Required task. Print all the entries verbatim.

----------------------------------------

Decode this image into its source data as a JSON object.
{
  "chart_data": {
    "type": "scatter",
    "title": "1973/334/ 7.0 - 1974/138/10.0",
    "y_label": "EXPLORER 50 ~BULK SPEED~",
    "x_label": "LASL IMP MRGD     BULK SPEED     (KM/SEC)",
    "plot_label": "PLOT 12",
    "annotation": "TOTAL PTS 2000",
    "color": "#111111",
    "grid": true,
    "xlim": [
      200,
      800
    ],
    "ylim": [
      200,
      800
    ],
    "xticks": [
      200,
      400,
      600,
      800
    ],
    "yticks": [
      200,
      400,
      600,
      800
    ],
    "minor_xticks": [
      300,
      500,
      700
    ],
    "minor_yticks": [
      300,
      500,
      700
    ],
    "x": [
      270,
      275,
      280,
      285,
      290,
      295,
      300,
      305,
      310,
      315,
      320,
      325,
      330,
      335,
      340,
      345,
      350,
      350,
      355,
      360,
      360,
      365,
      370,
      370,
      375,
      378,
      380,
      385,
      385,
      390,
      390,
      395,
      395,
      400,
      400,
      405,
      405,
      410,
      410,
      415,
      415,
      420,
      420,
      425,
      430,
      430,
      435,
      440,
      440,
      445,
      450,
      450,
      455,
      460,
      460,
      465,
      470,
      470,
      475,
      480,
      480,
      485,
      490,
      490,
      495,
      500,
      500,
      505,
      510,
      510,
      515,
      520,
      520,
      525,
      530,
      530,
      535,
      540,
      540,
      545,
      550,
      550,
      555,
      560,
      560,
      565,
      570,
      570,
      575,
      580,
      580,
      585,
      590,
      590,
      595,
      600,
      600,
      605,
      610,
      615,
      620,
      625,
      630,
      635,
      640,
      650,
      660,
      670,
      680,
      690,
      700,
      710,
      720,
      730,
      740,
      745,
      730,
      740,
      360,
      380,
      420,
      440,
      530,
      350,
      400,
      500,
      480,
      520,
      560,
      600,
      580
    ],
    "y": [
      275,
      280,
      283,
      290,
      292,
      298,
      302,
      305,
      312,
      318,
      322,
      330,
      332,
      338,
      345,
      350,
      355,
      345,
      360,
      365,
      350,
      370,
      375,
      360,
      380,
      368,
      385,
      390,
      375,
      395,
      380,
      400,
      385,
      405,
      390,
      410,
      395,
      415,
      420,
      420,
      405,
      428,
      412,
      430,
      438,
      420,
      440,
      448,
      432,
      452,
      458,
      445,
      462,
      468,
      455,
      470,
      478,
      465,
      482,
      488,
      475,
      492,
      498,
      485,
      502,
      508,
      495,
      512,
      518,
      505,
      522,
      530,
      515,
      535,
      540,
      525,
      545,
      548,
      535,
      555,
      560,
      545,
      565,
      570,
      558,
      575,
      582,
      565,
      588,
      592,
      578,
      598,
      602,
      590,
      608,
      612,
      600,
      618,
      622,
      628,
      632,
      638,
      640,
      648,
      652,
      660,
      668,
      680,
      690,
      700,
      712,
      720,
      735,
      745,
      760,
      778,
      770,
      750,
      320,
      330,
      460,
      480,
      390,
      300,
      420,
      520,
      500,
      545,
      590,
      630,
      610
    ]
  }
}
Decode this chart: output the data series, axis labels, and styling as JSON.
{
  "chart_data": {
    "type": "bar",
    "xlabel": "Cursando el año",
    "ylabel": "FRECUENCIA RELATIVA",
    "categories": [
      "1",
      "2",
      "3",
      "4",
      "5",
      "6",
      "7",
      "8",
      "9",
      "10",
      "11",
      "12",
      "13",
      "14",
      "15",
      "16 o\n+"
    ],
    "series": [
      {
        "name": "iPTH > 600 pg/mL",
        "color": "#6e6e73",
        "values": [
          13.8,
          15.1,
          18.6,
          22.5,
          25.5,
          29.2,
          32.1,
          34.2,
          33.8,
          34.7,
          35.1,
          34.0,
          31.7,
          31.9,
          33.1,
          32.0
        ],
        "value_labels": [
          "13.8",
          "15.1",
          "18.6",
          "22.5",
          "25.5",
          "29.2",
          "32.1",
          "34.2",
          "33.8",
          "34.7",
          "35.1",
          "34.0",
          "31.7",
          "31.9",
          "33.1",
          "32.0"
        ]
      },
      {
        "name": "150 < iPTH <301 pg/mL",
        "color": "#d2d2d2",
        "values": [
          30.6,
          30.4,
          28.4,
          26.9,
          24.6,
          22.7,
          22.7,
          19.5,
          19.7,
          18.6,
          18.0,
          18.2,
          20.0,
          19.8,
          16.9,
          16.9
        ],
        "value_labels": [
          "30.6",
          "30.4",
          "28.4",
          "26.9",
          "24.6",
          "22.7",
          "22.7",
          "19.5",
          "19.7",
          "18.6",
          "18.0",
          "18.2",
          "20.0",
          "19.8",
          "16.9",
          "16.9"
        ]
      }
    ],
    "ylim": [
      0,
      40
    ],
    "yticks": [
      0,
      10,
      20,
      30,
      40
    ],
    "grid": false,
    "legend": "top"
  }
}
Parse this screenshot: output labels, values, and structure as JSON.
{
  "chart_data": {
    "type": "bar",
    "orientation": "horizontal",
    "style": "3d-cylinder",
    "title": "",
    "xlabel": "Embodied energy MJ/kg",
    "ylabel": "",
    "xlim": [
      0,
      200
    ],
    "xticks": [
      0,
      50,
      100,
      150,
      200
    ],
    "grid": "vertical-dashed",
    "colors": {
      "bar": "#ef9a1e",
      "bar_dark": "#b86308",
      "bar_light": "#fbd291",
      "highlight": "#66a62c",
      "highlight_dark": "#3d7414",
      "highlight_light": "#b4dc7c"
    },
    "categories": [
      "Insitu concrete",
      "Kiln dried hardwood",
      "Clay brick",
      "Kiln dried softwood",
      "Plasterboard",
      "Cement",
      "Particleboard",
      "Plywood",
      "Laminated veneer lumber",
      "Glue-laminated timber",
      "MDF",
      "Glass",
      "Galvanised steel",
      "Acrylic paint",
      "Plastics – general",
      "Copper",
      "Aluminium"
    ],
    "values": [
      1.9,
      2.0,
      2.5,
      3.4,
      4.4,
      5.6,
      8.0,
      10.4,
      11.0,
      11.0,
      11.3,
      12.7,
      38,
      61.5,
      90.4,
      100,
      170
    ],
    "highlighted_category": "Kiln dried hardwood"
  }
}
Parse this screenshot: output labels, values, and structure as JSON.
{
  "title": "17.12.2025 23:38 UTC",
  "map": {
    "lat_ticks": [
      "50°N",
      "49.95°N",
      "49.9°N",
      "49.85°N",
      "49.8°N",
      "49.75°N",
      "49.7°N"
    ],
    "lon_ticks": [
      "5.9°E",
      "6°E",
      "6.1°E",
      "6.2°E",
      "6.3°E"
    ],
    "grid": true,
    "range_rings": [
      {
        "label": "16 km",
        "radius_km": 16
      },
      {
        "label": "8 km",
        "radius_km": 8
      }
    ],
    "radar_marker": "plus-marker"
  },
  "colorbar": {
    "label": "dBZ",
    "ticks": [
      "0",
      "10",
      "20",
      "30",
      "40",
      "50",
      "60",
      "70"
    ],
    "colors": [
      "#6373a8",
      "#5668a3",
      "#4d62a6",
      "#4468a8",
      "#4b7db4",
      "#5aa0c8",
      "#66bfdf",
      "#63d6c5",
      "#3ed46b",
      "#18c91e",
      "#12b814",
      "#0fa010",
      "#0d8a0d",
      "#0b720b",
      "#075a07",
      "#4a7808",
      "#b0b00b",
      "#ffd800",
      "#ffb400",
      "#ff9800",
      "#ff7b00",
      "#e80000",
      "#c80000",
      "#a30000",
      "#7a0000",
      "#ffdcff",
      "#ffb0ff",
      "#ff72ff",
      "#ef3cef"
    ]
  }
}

----------------------------------------

Exercise result.
Decode this image into its source data as a JSON object.
{
  "chart_data": {
    "type": "scatter",
    "title": "1973/334/ 7.0 - 1974/138/10.0",
    "y_label": "EXPLORER 50 ~BULK SPEED~",
    "x_label": "LASL IMP MRGD     BULK SPEED     (KM/SEC)",
    "plot_label": "PLOT 12",
    "annotation": "TOTAL PTS 2000",
    "color": "#111111",
    "grid": true,
    "xlim": [
      200,
      800
    ],
    "ylim": [
      200,
      800
    ],
    "xticks": [
      200,
      400,
      600,
      800
    ],
    "yticks": [
      200,
      400,
      600,
      800
    ],
    "minor_xticks": [
      300,
      500,
      700
    ],
    "minor_yticks": [
      300,
      500,
      700
    ],
    "x": [
      270,
      275,
      280,
      285,
      290,
      295,
      300,
      305,
      310,
      315,
      320,
      325,
      330,
      335,
      340,
      345,
      350,
      350,
      355,
      360,
      360,
      365,
      370,
      370,
      375,
      378,
      380,
      385,
      385,
      390,
      390,
      395,
      395,
      400,
      400,
      405,
      405,
      410,
      410,
      415,
      415,
      420,
      420,
      425,
      430,
      430,
      435,
      440,
      440,
      445,
      450,
      450,
      455,
      460,
      460,
      465,
      470,
      470,
      475,
      480,
      480,
      485,
      490,
      490,
      495,
      500,
      500,
      505,
      510,
      510,
      515,
      520,
      520,
      525,
      530,
      530,
      535,
      540,
      540,
      545,
      550,
      550,
      555,
      560,
      560,
      565,
      570,
      570,
      575,
      580,
      580,
      585,
      590,
      590,
      595,
      600,
      600,
      605,
      610,
      615,
      620,
      625,
      630,
      635,
      640,
      650,
      660,
      670,
      680,
      690,
      700,
      710,
      720,
      730,
      740,
      745,
      730,
      740,
      360,
      380,
      420,
      440,
      530,
      350,
      400,
      500,
      480,
      520,
      560,
      600,
      580
    ],
    "y": [
      275,
      280,
      283,
      290,
      292,
      298,
      302,
      305,
      312,
      318,
      322,
      330,
      332,
      338,
      345,
      350,
      355,
      345,
      360,
      365,
      350,
      370,
      375,
      360,
      380,
      368,
      385,
      390,
      375,
      395,
      380,
      400,
      385,
      405,
      390,
      410,
      395,
      415,
      420,
      420,
      405,
      428,
      412,
      430,
      438,
      420,
      440,
      448,
      432,
      452,
      458,
      445,
      462,
      468,
      455,
      470,
      478,
      465,
      482,
      488,
      475,
      492,
      498,
      485,
      502,
      508,
      495,
      512,
      518,
      505,
      522,
      530,
      515,
      535,
      540,
      525,
      545,
      548,
      535,
      555,
      560,
      545,
      565,
      570,
      558,
      575,
      582,
      565,
      588,
      592,
      578,
      598,
      602,
      590,
      608,
      612,
      600,
      618,
      622,
      628,
      632,
      638,
      640,
      648,
      652,
      660,
      668,
      680,
      690,
      700,
      712,
      720,
      735,
      745,
      760,
      778,
      770,
      750,
      320,
      330,
      460,
      480,
      390,
      300,
      420,
      520,
      500,
      545,
      590,
      630,
      610
    ]
  }
}
Decode this chart: output the data series, axis labels, and styling as JSON.
{
  "chart_data": {
    "type": "bar",
    "xlabel": "Cursando el año",
    "ylabel": "FRECUENCIA RELATIVA",
    "categories": [
      "1",
      "2",
      "3",
      "4",
      "5",
      "6",
      "7",
      "8",
      "9",
      "10",
      "11",
      "12",
      "13",
      "14",
      "15",
      "16 o\n+"
    ],
    "series": [
      {
        "name": "iPTH > 600 pg/mL",
        "color": "#6e6e73",
        "values": [
          13.8,
          15.1,
          18.6,
          22.5,
          25.5,
          29.2,
          32.1,
          34.2,
          33.8,
          34.7,
          35.1,
          34.0,
          31.7,
          31.9,
          33.1,
          32.0
        ],
        "value_labels": [
          "13.8",
          "15.1",
          "18.6",
          "22.5",
          "25.5",
          "29.2",
          "32.1",
          "34.2",
          "33.8",
          "34.7",
          "35.1",
          "34.0",
          "31.7",
          "31.9",
          "33.1",
          "32.0"
        ]
      },
      {
        "name": "150 < iPTH <301 pg/mL",
        "color": "#d2d2d2",
        "values": [
          30.6,
          30.4,
          28.4,
          26.9,
          24.6,
          22.7,
          22.7,
          19.5,
          19.7,
          18.6,
          18.0,
          18.2,
          20.0,
          19.8,
          16.9,
          16.9
        ],
        "value_labels": [
          "30.6",
          "30.4",
          "28.4",
          "26.9",
          "24.6",
          "22.7",
          "22.7",
          "19.5",
          "19.7",
          "18.6",
          "18.0",
          "18.2",
          "20.0",
          "19.8",
          "16.9",
          "16.9"
        ]
      }
    ],
    "ylim": [
      0,
      40
    ],
    "yticks": [
      0,
      10,
      20,
      30,
      40
    ],
    "grid": false,
    "legend": "top"
  }
}
Parse this screenshot: output labels, values, and structure as JSON.
{
  "chart_data": {
    "type": "bar",
    "orientation": "horizontal",
    "style": "3d-cylinder",
    "title": "",
    "xlabel": "Embodied energy MJ/kg",
    "ylabel": "",
    "xlim": [
      0,
      200
    ],
    "xticks": [
      0,
      50,
      100,
      150,
      200
    ],
    "grid": "vertical-dashed",
    "colors": {
      "bar": "#ef9a1e",
      "bar_dark": "#b86308",
      "bar_light": "#fbd291",
      "highlight": "#66a62c",
      "highlight_dark": "#3d7414",
      "highlight_light": "#b4dc7c"
    },
    "categories": [
      "Insitu concrete",
      "Kiln dried hardwood",
      "Clay brick",
      "Kiln dried softwood",
      "Plasterboard",
      "Cement",
      "Particleboard",
      "Plywood",
      "Laminated veneer lumber",
      "Glue-laminated timber",
      "MDF",
      "Glass",
      "Galvanised steel",
      "Acrylic paint",
      "Plastics – general",
      "Copper",
      "Aluminium"
    ],
    "values": [
      1.9,
      2.0,
      2.5,
      3.4,
      4.4,
      5.6,
      8.0,
      10.4,
      11.0,
      11.0,
      11.3,
      12.7,
      38,
      61.5,
      90.4,
      100,
      170
    ],
    "highlighted_category": "Kiln dried hardwood"
  }
}
Parse this screenshot: output labels, values, and structure as JSON.
{
  "title": "17.12.2025 23:38 UTC",
  "map": {
    "lat_ticks": [
      "50°N",
      "49.95°N",
      "49.9°N",
      "49.85°N",
      "49.8°N",
      "49.75°N",
      "49.7°N"
    ],
    "lon_ticks": [
      "5.9°E",
      "6°E",
      "6.1°E",
      "6.2°E",
      "6.3°E"
    ],
    "grid": true,
    "range_rings": [
      {
        "label": "16 km",
        "radius_km": 16
      },
      {
        "label": "8 km",
        "radius_km": 8
      }
    ],
    "radar_marker": "plus-marker"
  },
  "colorbar": {
    "label": "dBZ",
    "ticks": [
      "0",
      "10",
      "20",
      "30",
      "40",
      "50",
      "60",
      "70"
    ],
    "colors": [
      "#6373a8",
      "#5668a3",
      "#4d62a6",
      "#4468a8",
      "#4b7db4",
      "#5aa0c8",
      "#66bfdf",
      "#63d6c5",
      "#3ed46b",
      "#18c91e",
      "#12b814",
      "#0fa010",
      "#0d8a0d",
      "#0b720b",
      "#075a07",
      "#4a7808",
      "#b0b00b",
      "#ffd800",
      "#ffb400",
      "#ff9800",
      "#ff7b00",
      "#e80000",
      "#c80000",
      "#a30000",
      "#7a0000",
      "#ffdcff",
      "#ffb0ff",
      "#ff72ff",
      "#ef3cef"
    ]
  }
}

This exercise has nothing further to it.